What is expected: Of all the lines here, how many include the string "ylabel"? Answer with the number only.

Exercise input:

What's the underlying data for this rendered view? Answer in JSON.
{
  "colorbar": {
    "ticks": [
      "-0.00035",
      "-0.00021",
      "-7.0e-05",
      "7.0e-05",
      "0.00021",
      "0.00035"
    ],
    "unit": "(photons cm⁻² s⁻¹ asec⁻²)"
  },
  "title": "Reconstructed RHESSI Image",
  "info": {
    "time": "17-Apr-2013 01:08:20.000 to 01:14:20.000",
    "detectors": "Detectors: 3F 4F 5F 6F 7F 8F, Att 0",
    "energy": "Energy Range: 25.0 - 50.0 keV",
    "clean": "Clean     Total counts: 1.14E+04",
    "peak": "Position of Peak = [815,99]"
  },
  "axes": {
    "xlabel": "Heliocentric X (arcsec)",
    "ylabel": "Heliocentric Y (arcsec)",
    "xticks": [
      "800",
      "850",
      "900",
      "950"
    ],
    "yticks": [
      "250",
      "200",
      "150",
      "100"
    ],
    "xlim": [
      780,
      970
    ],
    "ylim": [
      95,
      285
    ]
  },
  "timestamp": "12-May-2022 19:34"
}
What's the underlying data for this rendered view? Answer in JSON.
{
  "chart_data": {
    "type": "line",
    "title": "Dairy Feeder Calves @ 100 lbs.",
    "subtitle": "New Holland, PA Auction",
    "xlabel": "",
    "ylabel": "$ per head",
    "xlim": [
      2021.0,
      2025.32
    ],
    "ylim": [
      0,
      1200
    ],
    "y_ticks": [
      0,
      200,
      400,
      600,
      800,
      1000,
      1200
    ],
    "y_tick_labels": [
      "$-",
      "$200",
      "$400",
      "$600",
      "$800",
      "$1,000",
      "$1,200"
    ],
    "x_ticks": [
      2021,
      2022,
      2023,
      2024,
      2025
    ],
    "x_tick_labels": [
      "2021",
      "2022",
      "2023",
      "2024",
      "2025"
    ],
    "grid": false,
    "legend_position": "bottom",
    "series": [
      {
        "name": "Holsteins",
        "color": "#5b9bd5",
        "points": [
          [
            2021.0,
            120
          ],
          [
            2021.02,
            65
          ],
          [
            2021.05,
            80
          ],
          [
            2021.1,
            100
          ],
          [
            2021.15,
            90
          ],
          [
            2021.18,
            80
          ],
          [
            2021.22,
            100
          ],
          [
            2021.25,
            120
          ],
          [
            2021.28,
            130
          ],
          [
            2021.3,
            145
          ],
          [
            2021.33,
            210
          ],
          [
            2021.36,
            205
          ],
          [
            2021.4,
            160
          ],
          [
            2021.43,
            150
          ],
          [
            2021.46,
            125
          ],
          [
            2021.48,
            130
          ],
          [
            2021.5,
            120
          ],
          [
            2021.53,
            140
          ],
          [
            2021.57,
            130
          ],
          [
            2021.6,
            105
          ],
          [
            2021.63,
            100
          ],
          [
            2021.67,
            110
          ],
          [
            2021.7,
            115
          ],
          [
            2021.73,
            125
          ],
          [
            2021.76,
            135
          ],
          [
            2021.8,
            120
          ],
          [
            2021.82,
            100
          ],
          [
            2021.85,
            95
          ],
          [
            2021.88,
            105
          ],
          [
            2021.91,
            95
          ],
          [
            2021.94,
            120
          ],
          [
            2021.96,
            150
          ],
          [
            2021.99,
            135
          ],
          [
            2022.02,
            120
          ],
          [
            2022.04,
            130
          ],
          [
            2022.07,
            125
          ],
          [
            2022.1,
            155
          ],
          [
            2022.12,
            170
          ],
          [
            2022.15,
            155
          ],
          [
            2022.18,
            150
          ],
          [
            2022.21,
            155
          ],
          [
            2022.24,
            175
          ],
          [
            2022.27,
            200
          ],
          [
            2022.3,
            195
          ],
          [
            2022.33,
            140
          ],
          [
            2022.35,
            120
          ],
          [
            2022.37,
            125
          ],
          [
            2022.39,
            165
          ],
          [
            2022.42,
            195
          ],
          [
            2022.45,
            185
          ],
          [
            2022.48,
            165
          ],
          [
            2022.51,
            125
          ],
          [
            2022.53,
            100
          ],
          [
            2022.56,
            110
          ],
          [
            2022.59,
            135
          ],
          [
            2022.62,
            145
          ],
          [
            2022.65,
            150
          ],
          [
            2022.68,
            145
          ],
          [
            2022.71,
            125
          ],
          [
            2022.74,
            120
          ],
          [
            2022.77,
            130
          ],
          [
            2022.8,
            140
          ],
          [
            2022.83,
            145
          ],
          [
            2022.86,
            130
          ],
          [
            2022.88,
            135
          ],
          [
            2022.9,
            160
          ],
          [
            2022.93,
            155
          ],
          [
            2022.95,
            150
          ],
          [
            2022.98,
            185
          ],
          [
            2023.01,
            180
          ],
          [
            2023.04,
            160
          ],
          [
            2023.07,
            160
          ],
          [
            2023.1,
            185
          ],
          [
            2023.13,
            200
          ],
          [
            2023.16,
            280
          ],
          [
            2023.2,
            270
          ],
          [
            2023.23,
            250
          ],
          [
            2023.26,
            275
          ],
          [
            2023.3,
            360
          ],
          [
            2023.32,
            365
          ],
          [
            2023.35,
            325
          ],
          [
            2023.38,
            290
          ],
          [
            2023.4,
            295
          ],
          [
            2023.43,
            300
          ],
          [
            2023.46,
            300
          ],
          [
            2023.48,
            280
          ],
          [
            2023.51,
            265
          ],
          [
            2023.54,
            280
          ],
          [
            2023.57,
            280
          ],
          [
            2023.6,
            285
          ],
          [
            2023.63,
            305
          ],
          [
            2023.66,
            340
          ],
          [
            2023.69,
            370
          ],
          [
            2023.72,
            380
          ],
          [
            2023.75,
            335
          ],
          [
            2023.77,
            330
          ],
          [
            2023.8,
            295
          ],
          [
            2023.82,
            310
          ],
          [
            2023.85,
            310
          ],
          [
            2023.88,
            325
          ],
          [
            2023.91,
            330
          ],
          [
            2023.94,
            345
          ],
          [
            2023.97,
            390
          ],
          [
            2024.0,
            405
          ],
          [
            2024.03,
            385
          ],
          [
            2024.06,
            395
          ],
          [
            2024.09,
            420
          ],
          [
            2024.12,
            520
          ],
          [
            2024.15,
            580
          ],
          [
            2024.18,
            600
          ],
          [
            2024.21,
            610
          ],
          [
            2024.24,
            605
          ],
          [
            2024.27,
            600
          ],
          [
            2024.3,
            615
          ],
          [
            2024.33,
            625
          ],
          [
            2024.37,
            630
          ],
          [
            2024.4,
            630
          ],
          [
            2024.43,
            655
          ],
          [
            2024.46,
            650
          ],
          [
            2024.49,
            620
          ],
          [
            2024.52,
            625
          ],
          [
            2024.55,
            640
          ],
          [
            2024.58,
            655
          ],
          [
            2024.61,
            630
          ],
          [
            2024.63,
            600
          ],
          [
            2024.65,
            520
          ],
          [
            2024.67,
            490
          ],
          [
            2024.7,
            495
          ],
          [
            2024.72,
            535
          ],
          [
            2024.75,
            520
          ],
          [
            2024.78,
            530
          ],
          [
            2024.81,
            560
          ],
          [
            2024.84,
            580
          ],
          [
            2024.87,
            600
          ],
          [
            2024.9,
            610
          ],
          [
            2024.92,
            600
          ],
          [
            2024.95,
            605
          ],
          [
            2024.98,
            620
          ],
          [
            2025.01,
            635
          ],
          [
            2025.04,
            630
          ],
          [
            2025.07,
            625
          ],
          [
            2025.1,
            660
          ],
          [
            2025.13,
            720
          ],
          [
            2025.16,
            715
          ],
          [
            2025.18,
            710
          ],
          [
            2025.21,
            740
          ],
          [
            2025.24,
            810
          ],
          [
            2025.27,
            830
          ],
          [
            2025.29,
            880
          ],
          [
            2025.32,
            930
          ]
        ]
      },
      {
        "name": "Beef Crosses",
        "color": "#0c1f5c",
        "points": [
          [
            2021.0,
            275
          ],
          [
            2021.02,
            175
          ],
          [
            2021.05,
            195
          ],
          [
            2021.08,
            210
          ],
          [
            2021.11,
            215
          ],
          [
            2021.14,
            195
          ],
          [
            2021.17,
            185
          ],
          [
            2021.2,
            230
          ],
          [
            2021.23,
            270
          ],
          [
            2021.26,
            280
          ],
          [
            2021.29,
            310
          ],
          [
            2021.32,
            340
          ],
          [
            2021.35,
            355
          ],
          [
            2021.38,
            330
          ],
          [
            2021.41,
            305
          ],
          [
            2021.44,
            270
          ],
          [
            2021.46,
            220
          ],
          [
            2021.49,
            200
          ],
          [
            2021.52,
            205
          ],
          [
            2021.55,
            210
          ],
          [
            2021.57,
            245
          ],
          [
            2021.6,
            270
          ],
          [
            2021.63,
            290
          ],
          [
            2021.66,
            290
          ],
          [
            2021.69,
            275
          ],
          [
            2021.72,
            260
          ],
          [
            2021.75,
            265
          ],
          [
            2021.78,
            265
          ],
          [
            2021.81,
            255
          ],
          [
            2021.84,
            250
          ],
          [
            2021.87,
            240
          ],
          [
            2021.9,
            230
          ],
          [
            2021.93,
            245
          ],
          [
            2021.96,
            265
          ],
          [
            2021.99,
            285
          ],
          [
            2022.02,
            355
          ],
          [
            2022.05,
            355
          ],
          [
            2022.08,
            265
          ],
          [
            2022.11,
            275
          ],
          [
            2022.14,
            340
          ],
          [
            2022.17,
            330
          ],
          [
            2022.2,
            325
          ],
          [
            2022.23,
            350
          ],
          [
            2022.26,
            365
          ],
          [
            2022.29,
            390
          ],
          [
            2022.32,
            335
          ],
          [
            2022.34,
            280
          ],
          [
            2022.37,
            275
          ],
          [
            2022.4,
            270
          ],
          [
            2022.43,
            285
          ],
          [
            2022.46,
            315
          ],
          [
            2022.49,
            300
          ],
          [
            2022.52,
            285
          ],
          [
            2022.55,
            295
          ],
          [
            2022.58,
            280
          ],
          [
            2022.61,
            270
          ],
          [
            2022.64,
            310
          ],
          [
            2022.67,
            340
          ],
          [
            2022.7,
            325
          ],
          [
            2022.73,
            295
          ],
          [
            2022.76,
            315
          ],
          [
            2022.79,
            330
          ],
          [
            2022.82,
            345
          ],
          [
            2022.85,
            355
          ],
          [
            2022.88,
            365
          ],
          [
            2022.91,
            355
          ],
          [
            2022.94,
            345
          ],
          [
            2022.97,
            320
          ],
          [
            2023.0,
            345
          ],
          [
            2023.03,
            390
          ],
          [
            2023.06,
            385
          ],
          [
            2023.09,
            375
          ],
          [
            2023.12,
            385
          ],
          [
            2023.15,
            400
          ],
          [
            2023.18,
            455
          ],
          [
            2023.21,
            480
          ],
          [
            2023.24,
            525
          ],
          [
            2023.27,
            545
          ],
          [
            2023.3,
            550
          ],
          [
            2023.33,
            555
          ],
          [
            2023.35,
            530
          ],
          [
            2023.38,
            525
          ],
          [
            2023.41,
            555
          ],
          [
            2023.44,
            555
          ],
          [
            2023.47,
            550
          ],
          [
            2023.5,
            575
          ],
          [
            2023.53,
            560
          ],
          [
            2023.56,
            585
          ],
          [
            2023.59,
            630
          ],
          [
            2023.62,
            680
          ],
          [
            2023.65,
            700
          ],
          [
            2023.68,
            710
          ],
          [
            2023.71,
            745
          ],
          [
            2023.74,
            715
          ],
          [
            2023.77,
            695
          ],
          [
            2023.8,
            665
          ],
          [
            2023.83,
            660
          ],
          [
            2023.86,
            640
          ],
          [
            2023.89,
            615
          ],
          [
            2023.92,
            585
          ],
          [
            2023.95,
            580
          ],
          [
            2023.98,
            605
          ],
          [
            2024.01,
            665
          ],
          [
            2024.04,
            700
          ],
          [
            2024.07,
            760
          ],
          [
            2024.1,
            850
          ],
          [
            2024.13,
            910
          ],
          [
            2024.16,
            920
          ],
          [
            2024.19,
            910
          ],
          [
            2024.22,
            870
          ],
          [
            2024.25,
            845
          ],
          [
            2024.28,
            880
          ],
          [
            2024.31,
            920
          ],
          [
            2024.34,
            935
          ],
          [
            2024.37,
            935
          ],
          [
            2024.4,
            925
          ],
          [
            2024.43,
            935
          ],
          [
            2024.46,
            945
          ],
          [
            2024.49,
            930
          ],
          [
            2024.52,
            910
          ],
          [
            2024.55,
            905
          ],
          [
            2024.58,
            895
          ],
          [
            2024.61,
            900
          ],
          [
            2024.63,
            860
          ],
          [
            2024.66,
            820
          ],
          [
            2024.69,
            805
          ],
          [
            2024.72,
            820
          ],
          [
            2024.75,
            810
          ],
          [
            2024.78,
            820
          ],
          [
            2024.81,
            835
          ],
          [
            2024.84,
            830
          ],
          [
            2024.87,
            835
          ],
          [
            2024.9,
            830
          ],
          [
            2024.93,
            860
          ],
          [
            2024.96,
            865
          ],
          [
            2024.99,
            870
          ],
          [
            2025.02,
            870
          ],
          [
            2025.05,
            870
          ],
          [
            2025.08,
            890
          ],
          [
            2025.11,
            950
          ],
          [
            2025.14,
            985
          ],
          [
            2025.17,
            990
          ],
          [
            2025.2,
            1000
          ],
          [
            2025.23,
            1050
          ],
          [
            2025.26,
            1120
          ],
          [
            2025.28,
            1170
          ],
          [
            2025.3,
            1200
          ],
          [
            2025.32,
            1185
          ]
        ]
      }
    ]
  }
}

Solution to the exercise: 2